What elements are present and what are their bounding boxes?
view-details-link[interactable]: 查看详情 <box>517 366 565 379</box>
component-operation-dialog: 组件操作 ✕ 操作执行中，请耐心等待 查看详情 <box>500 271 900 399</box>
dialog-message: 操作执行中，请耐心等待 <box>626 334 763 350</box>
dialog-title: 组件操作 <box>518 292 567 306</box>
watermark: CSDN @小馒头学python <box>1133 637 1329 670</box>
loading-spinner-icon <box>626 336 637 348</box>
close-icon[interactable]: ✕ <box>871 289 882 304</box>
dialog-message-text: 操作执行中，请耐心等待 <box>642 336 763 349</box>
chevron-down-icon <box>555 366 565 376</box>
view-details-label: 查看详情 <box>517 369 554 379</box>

### THE TASK:
Copy out the listing unchanged, from its first line through the line containing "dialog-title: 组件操作 <box>518 292 567 306</box>", with both ends included.

### EXERCISE OUTPUT:
What elements are present and what are their bounding boxes?
view-details-link[interactable]: 查看详情 <box>517 366 565 379</box>
component-operation-dialog: 组件操作 ✕ 操作执行中，请耐心等待 查看详情 <box>500 271 900 399</box>
dialog-message: 操作执行中，请耐心等待 <box>626 334 763 350</box>
dialog-title: 组件操作 <box>518 292 567 306</box>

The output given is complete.